⟨
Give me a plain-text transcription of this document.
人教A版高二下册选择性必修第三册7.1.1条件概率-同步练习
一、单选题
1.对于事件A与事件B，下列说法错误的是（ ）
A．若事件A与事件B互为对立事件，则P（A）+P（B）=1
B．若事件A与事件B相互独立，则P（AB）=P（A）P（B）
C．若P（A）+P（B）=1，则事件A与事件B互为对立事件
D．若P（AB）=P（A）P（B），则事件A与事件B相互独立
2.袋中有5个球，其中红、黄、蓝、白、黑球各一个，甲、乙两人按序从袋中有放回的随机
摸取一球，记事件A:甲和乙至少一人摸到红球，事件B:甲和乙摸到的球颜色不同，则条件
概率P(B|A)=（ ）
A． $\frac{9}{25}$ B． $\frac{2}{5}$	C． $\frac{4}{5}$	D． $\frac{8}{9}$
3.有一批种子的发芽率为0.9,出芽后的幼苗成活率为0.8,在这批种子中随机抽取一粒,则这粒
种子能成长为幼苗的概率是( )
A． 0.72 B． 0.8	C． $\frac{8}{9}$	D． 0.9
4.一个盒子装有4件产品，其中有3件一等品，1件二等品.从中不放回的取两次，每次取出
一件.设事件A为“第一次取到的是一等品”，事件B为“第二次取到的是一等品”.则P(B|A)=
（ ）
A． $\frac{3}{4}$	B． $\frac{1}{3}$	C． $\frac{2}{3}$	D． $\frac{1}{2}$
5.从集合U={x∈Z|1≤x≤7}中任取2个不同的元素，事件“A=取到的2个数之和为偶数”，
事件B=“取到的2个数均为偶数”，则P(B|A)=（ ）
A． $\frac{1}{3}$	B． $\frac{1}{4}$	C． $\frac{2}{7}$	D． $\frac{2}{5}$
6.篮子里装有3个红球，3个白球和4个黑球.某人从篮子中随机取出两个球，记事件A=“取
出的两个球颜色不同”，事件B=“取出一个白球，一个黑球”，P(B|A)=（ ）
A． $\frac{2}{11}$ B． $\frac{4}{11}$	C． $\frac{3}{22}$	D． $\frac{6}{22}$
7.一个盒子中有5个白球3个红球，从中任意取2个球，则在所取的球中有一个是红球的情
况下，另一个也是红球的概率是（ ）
⟩
What needs to be done
Gather all lines from the records above in which "记事件A" appears.

Completed exercise
摸取一球，记事件A:甲和乙至少一人摸到红球，事件B:甲和乙摸到的球颜色不同，则条件
6.篮子里装有3个红球，3个白球和4个黑球.某人从篮子中随机取出两个球，记事件A=“取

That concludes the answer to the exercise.